Dataset records on visual material:
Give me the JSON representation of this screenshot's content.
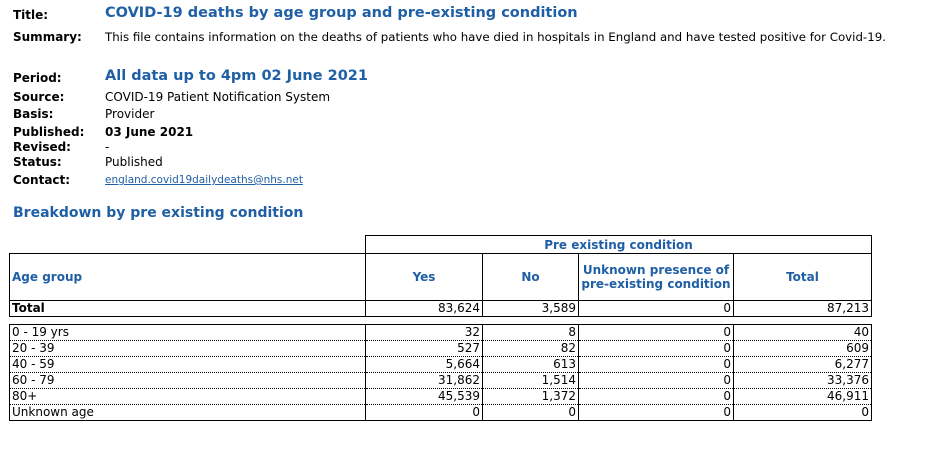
{
  "meta": {
    "title_label": "Title:",
    "title_value": "COVID-19 deaths by age group and pre-existing condition",
    "summary_label": "Summary:",
    "summary_value": "This file contains information on the deaths of patients who have died in hospitals in England and have tested positive for Covid-19.",
    "period_label": "Period:",
    "period_value": "All data up to 4pm 02 June 2021",
    "source_label": "Source:",
    "source_value": "COVID-19 Patient Notification System",
    "basis_label": "Basis:",
    "basis_value": "Provider",
    "published_label": "Published:",
    "published_value": "03 June 2021",
    "revised_label": "Revised:",
    "revised_value": "-",
    "status_label": "Status:",
    "status_value": "Published",
    "contact_label": "Contact:",
    "contact_value": "england.covid19dailydeaths@nhs.net"
  },
  "section_heading": "Breakdown by pre existing condition",
  "table": {
    "group_header": "Pre existing condition",
    "columns": {
      "age_group": "Age group",
      "yes": "Yes",
      "no": "No",
      "unknown_line1": "Unknown presence of",
      "unknown_line2": "pre-existing condition",
      "total": "Total"
    },
    "total_row": {
      "label": "Total",
      "yes": "83,624",
      "no": "3,589",
      "unknown": "0",
      "total": "87,213"
    },
    "rows": [
      {
        "label": "0 - 19 yrs",
        "yes": "32",
        "no": "8",
        "unknown": "0",
        "total": "40"
      },
      {
        "label": "20 - 39",
        "yes": "527",
        "no": "82",
        "unknown": "0",
        "total": "609"
      },
      {
        "label": "40 - 59",
        "yes": "5,664",
        "no": "613",
        "unknown": "0",
        "total": "6,277"
      },
      {
        "label": "60 - 79",
        "yes": "31,862",
        "no": "1,514",
        "unknown": "0",
        "total": "33,376"
      },
      {
        "label": "80+",
        "yes": "45,539",
        "no": "1,372",
        "unknown": "0",
        "total": "46,911"
      },
      {
        "label": "Unknown age",
        "yes": "0",
        "no": "0",
        "unknown": "0",
        "total": "0"
      }
    ]
  },
  "colors": {
    "accent": "#1f5fa5",
    "text": "#000000",
    "background": "#ffffff"
  }
}
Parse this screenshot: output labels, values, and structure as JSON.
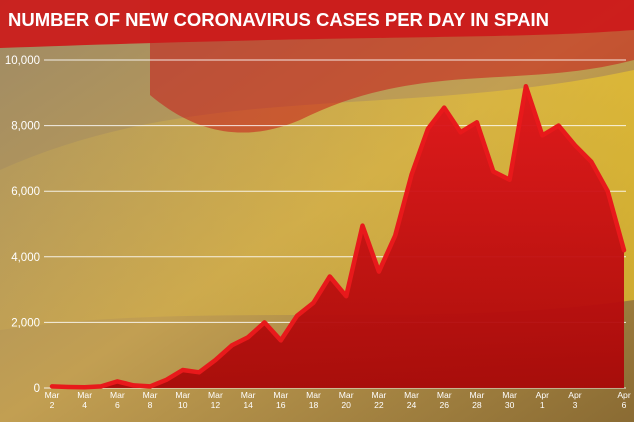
{
  "chart_data": {
    "type": "area",
    "title": "NUMBER OF NEW CORONAVIRUS CASES PER DAY IN SPAIN",
    "xlabel": "",
    "ylabel": "",
    "ylim": [
      0,
      10000
    ],
    "yticks": [
      0,
      2000,
      4000,
      6000,
      8000,
      10000
    ],
    "ytick_labels": [
      "0",
      "2,000",
      "4,000",
      "6,000",
      "8,000",
      "10,000"
    ],
    "grid": true,
    "x": [
      "Mar 2",
      "Mar 3",
      "Mar 4",
      "Mar 5",
      "Mar 6",
      "Mar 7",
      "Mar 8",
      "Mar 9",
      "Mar 10",
      "Mar 11",
      "Mar 12",
      "Mar 13",
      "Mar 14",
      "Mar 15",
      "Mar 16",
      "Mar 17",
      "Mar 18",
      "Mar 19",
      "Mar 20",
      "Mar 21",
      "Mar 22",
      "Mar 23",
      "Mar 24",
      "Mar 25",
      "Mar 26",
      "Mar 27",
      "Mar 28",
      "Mar 29",
      "Mar 30",
      "Mar 31",
      "Apr 1",
      "Apr 2",
      "Apr 3",
      "Apr 4",
      "Apr 5",
      "Apr 6"
    ],
    "xtick_labels": [
      {
        "month": "Mar",
        "day": "2"
      },
      {
        "month": "Mar",
        "day": "4"
      },
      {
        "month": "Mar",
        "day": "6"
      },
      {
        "month": "Mar",
        "day": "8"
      },
      {
        "month": "Mar",
        "day": "10"
      },
      {
        "month": "Mar",
        "day": "12"
      },
      {
        "month": "Mar",
        "day": "14"
      },
      {
        "month": "Mar",
        "day": "16"
      },
      {
        "month": "Mar",
        "day": "18"
      },
      {
        "month": "Mar",
        "day": "20"
      },
      {
        "month": "Mar",
        "day": "22"
      },
      {
        "month": "Mar",
        "day": "24"
      },
      {
        "month": "Mar",
        "day": "26"
      },
      {
        "month": "Mar",
        "day": "28"
      },
      {
        "month": "Mar",
        "day": "30"
      },
      {
        "month": "Apr",
        "day": "1"
      },
      {
        "month": "Apr",
        "day": "3"
      },
      {
        "month": "Apr",
        "day": "6"
      }
    ],
    "series": [
      {
        "values": [
          50,
          30,
          20,
          50,
          200,
          80,
          50,
          250,
          550,
          480,
          850,
          1300,
          1550,
          2000,
          1450,
          2200,
          2600,
          3400,
          2800,
          4950,
          3550,
          4650,
          6500,
          7900,
          8550,
          7800,
          8100,
          6600,
          6350,
          9200,
          7700,
          8000,
          7400,
          6900,
          6000,
          4200
        ]
      }
    ],
    "colors": {
      "fill": "#d10d0d",
      "line": "#e8191b",
      "gridline": "#ffffff",
      "title_bar": "#cc1a1a",
      "text": "#ffffff"
    }
  }
}
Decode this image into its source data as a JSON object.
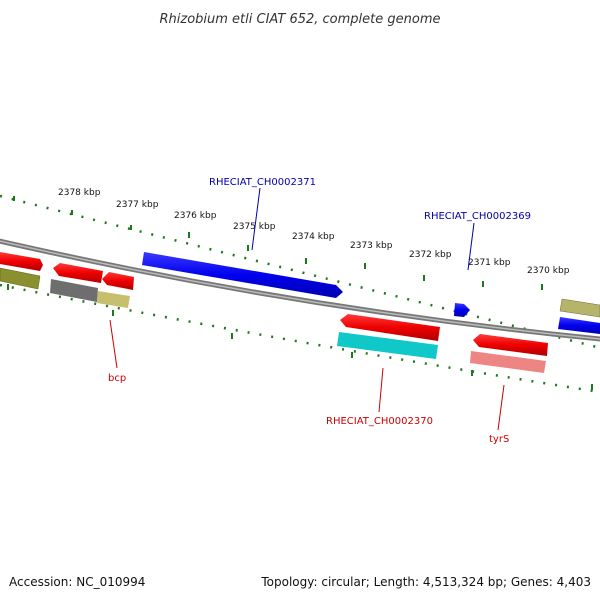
{
  "title": "Rhizobium etli CIAT 652, complete genome",
  "scale_labels": [
    "2378 kbp",
    "2377 kbp",
    "2376 kbp",
    "2375 kbp",
    "2374 kbp",
    "2373 kbp",
    "2372 kbp",
    "2371 kbp",
    "2370 kbp"
  ],
  "gene_labels": [
    {
      "text": "RHECIAT_CH0002371",
      "color": "#0000aa"
    },
    {
      "text": "RHECIAT_CH0002369",
      "color": "#0000aa"
    },
    {
      "text": "bcp",
      "color": "#cc0000"
    },
    {
      "text": "RHECIAT_CH0002370",
      "color": "#cc0000"
    },
    {
      "text": "tyrS",
      "color": "#cc0000"
    }
  ],
  "footer": {
    "accession": "Accession: NC_010994",
    "info": "Topology: circular; Length: 4,513,324 bp; Genes: 4,403"
  },
  "colors": {
    "forward_cds": "#0000ee",
    "reverse_cds": "#ee0000",
    "backbone": "#888888",
    "scale_ticks": "#1a7a1a",
    "cyan_feature": "#00c8c8",
    "pink_feature": "#ee8080",
    "olive_feature": "#9aa040",
    "gray_feature": "#777777",
    "tan_feature": "#c8c070"
  }
}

§ **Required action**: Give the records back verbatim, pictures excluded.

§ **Task response**:
Give me the JSON representation of this screenshot's content.
{
  "meta": {
    "title_label": "Title:",
    "title_value": "COVID-19 deaths by age group and pre-existing condition",
    "summary_label": "Summary:",
    "summary_value": "This file contains information on the deaths of patients who have died in hospitals in England and have tested positive for Covid-19.",
    "period_label": "Period:",
    "period_value": "All data up to 4pm 02 June 2021",
    "source_label": "Source:",
    "source_value": "COVID-19 Patient Notification System",
    "basis_label": "Basis:",
    "basis_value": "Provider",
    "published_label": "Published:",
    "published_value": "03 June 2021",
    "revised_label": "Revised:",
    "revised_value": "-",
    "status_label": "Status:",
    "status_value": "Published",
    "contact_label": "Contact:",
    "contact_value": "england.covid19dailydeaths@nhs.net"
  },
  "section_heading": "Breakdown by pre existing condition",
  "table": {
    "group_header": "Pre existing condition",
    "columns": {
      "age_group": "Age group",
      "yes": "Yes",
      "no": "No",
      "unknown_line1": "Unknown presence of",
      "unknown_line2": "pre-existing condition",
      "total": "Total"
    },
    "total_row": {
      "label": "Total",
      "yes": "83,624",
      "no": "3,589",
      "unknown": "0",
      "total": "87,213"
    },
    "rows": [
      {
        "label": "0 - 19 yrs",
        "yes": "32",
        "no": "8",
        "unknown": "0",
        "total": "40"
      },
      {
        "label": "20 - 39",
        "yes": "527",
        "no": "82",
        "unknown": "0",
        "total": "609"
      },
      {
        "label": "40 - 59",
        "yes": "5,664",
        "no": "613",
        "unknown": "0",
        "total": "6,277"
      },
      {
        "label": "60 - 79",
        "yes": "31,862",
        "no": "1,514",
        "unknown": "0",
        "total": "33,376"
      },
      {
        "label": "80+",
        "yes": "45,539",
        "no": "1,372",
        "unknown": "0",
        "total": "46,911"
      },
      {
        "label": "Unknown age",
        "yes": "0",
        "no": "0",
        "unknown": "0",
        "total": "0"
      }
    ]
  },
  "colors": {
    "accent": "#1f5fa5",
    "text": "#000000",
    "background": "#ffffff"
  }
}
Parse this screenshot: output labels, values, and structure as JSON.
{
  "chart_data": {
    "type": "area",
    "title": "NUMBER OF NEW CORONAVIRUS CASES PER DAY IN SPAIN",
    "xlabel": "",
    "ylabel": "",
    "ylim": [
      0,
      10000
    ],
    "yticks": [
      0,
      2000,
      4000,
      6000,
      8000,
      10000
    ],
    "ytick_labels": [
      "0",
      "2,000",
      "4,000",
      "6,000",
      "8,000",
      "10,000"
    ],
    "grid": true,
    "x": [
      "Mar 2",
      "Mar 3",
      "Mar 4",
      "Mar 5",
      "Mar 6",
      "Mar 7",
      "Mar 8",
      "Mar 9",
      "Mar 10",
      "Mar 11",
      "Mar 12",
      "Mar 13",
      "Mar 14",
      "Mar 15",
      "Mar 16",
      "Mar 17",
      "Mar 18",
      "Mar 19",
      "Mar 20",
      "Mar 21",
      "Mar 22",
      "Mar 23",
      "Mar 24",
      "Mar 25",
      "Mar 26",
      "Mar 27",
      "Mar 28",
      "Mar 29",
      "Mar 30",
      "Mar 31",
      "Apr 1",
      "Apr 2",
      "Apr 3",
      "Apr 4",
      "Apr 5",
      "Apr 6"
    ],
    "xtick_labels": [
      {
        "month": "Mar",
        "day": "2"
      },
      {
        "month": "Mar",
        "day": "4"
      },
      {
        "month": "Mar",
        "day": "6"
      },
      {
        "month": "Mar",
        "day": "8"
      },
      {
        "month": "Mar",
        "day": "10"
      },
      {
        "month": "Mar",
        "day": "12"
      },
      {
        "month": "Mar",
        "day": "14"
      },
      {
        "month": "Mar",
        "day": "16"
      },
      {
        "month": "Mar",
        "day": "18"
      },
      {
        "month": "Mar",
        "day": "20"
      },
      {
        "month": "Mar",
        "day": "22"
      },
      {
        "month": "Mar",
        "day": "24"
      },
      {
        "month": "Mar",
        "day": "26"
      },
      {
        "month": "Mar",
        "day": "28"
      },
      {
        "month": "Mar",
        "day": "30"
      },
      {
        "month": "Apr",
        "day": "1"
      },
      {
        "month": "Apr",
        "day": "3"
      },
      {
        "month": "Apr",
        "day": "6"
      }
    ],
    "series": [
      {
        "values": [
          50,
          30,
          20,
          50,
          200,
          80,
          50,
          250,
          550,
          480,
          850,
          1300,
          1550,
          2000,
          1450,
          2200,
          2600,
          3400,
          2800,
          4950,
          3550,
          4650,
          6500,
          7900,
          8550,
          7800,
          8100,
          6600,
          6350,
          9200,
          7700,
          8000,
          7400,
          6900,
          6000,
          4200
        ]
      }
    ],
    "colors": {
      "fill": "#d10d0d",
      "line": "#e8191b",
      "gridline": "#ffffff",
      "title_bar": "#cc1a1a",
      "text": "#ffffff"
    }
  }
}
Decode this image into its source data as a JSON object.
{
  "title": "Rhizobium etli CIAT 652, complete genome",
  "scale_labels": [
    "2378 kbp",
    "2377 kbp",
    "2376 kbp",
    "2375 kbp",
    "2374 kbp",
    "2373 kbp",
    "2372 kbp",
    "2371 kbp",
    "2370 kbp"
  ],
  "gene_labels": [
    {
      "text": "RHECIAT_CH0002371",
      "color": "#0000aa"
    },
    {
      "text": "RHECIAT_CH0002369",
      "color": "#0000aa"
    },
    {
      "text": "bcp",
      "color": "#cc0000"
    },
    {
      "text": "RHECIAT_CH0002370",
      "color": "#cc0000"
    },
    {
      "text": "tyrS",
      "color": "#cc0000"
    }
  ],
  "footer": {
    "accession": "Accession: NC_010994",
    "info": "Topology: circular; Length: 4,513,324 bp; Genes: 4,403"
  },
  "colors": {
    "forward_cds": "#0000ee",
    "reverse_cds": "#ee0000",
    "backbone": "#888888",
    "scale_ticks": "#1a7a1a",
    "cyan_feature": "#00c8c8",
    "pink_feature": "#ee8080",
    "olive_feature": "#9aa040",
    "gray_feature": "#777777",
    "tan_feature": "#c8c070"
  }
}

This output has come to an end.